Records shown:
---

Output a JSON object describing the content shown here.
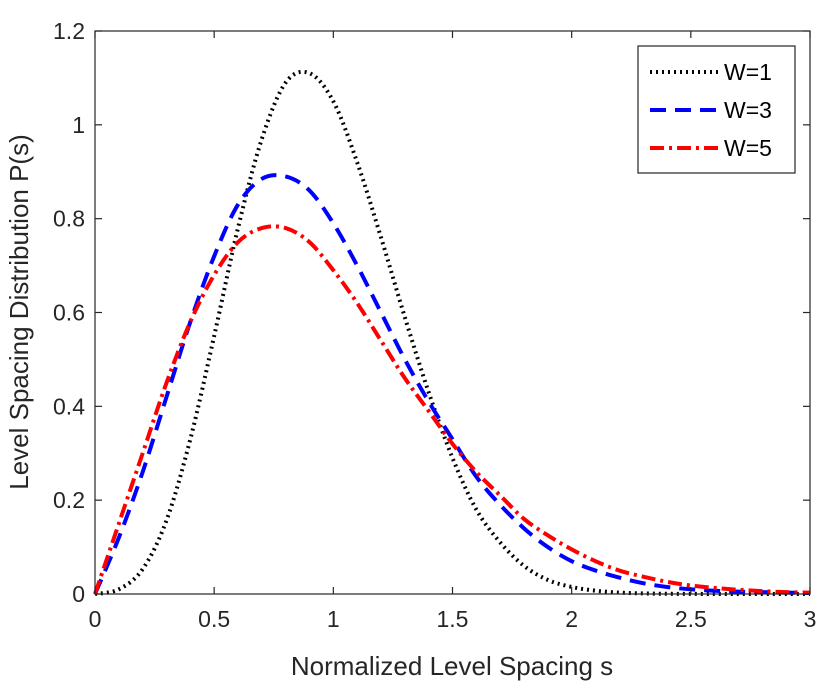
{
  "chart_data": {
    "type": "line",
    "title": "",
    "xlabel": "Normalized Level Spacing s",
    "ylabel": "Level Spacing Distribution P(s)",
    "xlim": [
      0,
      3
    ],
    "ylim": [
      0,
      1.2
    ],
    "xticks": [
      0,
      0.5,
      1,
      1.5,
      2,
      2.5,
      3
    ],
    "xtick_labels": [
      "0",
      "0.5",
      "1",
      "1.5",
      "2",
      "2.5",
      "3"
    ],
    "yticks": [
      0,
      0.2,
      0.4,
      0.6,
      0.8,
      1,
      1.2
    ],
    "ytick_labels": [
      "0",
      "0.2",
      "0.4",
      "0.6",
      "0.8",
      "1",
      "1.2"
    ],
    "grid": false,
    "legend_position": "top-right",
    "x": [
      0,
      0.1,
      0.2,
      0.3,
      0.4,
      0.5,
      0.6,
      0.7,
      0.8,
      0.9,
      1.0,
      1.1,
      1.2,
      1.3,
      1.4,
      1.5,
      1.6,
      1.7,
      1.8,
      1.9,
      2.0,
      2.1,
      2.2,
      2.3,
      2.4,
      2.5,
      2.6,
      2.7,
      2.8,
      2.9,
      3.0
    ],
    "series": [
      {
        "name": "W=1",
        "color": "#000000",
        "style": "dotted",
        "values": [
          0,
          0.01,
          0.053,
          0.157,
          0.33,
          0.55,
          0.78,
          0.97,
          1.09,
          1.11,
          1.05,
          0.92,
          0.76,
          0.59,
          0.43,
          0.29,
          0.18,
          0.11,
          0.06,
          0.03,
          0.015,
          0.007,
          0.003,
          0.0012,
          0.0005,
          0.0002,
          0.0001,
          0,
          0,
          0,
          0
        ]
      },
      {
        "name": "W=3",
        "color": "#0000ff",
        "style": "dashed",
        "values": [
          0,
          0.12,
          0.26,
          0.42,
          0.58,
          0.72,
          0.83,
          0.885,
          0.89,
          0.86,
          0.79,
          0.7,
          0.6,
          0.5,
          0.41,
          0.33,
          0.25,
          0.19,
          0.14,
          0.1,
          0.07,
          0.05,
          0.035,
          0.023,
          0.015,
          0.01,
          0.007,
          0.005,
          0.004,
          0.003,
          0.002
        ]
      },
      {
        "name": "W=5",
        "color": "#ff0000",
        "style": "dash-dot",
        "values": [
          0,
          0.15,
          0.3,
          0.45,
          0.58,
          0.68,
          0.75,
          0.78,
          0.78,
          0.75,
          0.69,
          0.62,
          0.54,
          0.46,
          0.39,
          0.32,
          0.26,
          0.21,
          0.16,
          0.125,
          0.095,
          0.07,
          0.05,
          0.037,
          0.026,
          0.018,
          0.013,
          0.009,
          0.006,
          0.004,
          0.003
        ]
      }
    ]
  }
}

---

What is required: Copy the listing word for word, excluding its pictures.

Completed exercise:
Output a JSON object describing the content shown here.
{
  "chart_data": {
    "type": "line",
    "title": "",
    "xlabel": "Normalized Level Spacing s",
    "ylabel": "Level Spacing Distribution P(s)",
    "xlim": [
      0,
      3
    ],
    "ylim": [
      0,
      1.2
    ],
    "xticks": [
      0,
      0.5,
      1,
      1.5,
      2,
      2.5,
      3
    ],
    "xtick_labels": [
      "0",
      "0.5",
      "1",
      "1.5",
      "2",
      "2.5",
      "3"
    ],
    "yticks": [
      0,
      0.2,
      0.4,
      0.6,
      0.8,
      1,
      1.2
    ],
    "ytick_labels": [
      "0",
      "0.2",
      "0.4",
      "0.6",
      "0.8",
      "1",
      "1.2"
    ],
    "grid": false,
    "legend_position": "top-right",
    "x": [
      0,
      0.1,
      0.2,
      0.3,
      0.4,
      0.5,
      0.6,
      0.7,
      0.8,
      0.9,
      1.0,
      1.1,
      1.2,
      1.3,
      1.4,
      1.5,
      1.6,
      1.7,
      1.8,
      1.9,
      2.0,
      2.1,
      2.2,
      2.3,
      2.4,
      2.5,
      2.6,
      2.7,
      2.8,
      2.9,
      3.0
    ],
    "series": [
      {
        "name": "W=1",
        "color": "#000000",
        "style": "dotted",
        "values": [
          0,
          0.01,
          0.053,
          0.157,
          0.33,
          0.55,
          0.78,
          0.97,
          1.09,
          1.11,
          1.05,
          0.92,
          0.76,
          0.59,
          0.43,
          0.29,
          0.18,
          0.11,
          0.06,
          0.03,
          0.015,
          0.007,
          0.003,
          0.0012,
          0.0005,
          0.0002,
          0.0001,
          0,
          0,
          0,
          0
        ]
      },
      {
        "name": "W=3",
        "color": "#0000ff",
        "style": "dashed",
        "values": [
          0,
          0.12,
          0.26,
          0.42,
          0.58,
          0.72,
          0.83,
          0.885,
          0.89,
          0.86,
          0.79,
          0.7,
          0.6,
          0.5,
          0.41,
          0.33,
          0.25,
          0.19,
          0.14,
          0.1,
          0.07,
          0.05,
          0.035,
          0.023,
          0.015,
          0.01,
          0.007,
          0.005,
          0.004,
          0.003,
          0.002
        ]
      },
      {
        "name": "W=5",
        "color": "#ff0000",
        "style": "dash-dot",
        "values": [
          0,
          0.15,
          0.3,
          0.45,
          0.58,
          0.68,
          0.75,
          0.78,
          0.78,
          0.75,
          0.69,
          0.62,
          0.54,
          0.46,
          0.39,
          0.32,
          0.26,
          0.21,
          0.16,
          0.125,
          0.095,
          0.07,
          0.05,
          0.037,
          0.026,
          0.018,
          0.013,
          0.009,
          0.006,
          0.004,
          0.003
        ]
      }
    ]
  }
}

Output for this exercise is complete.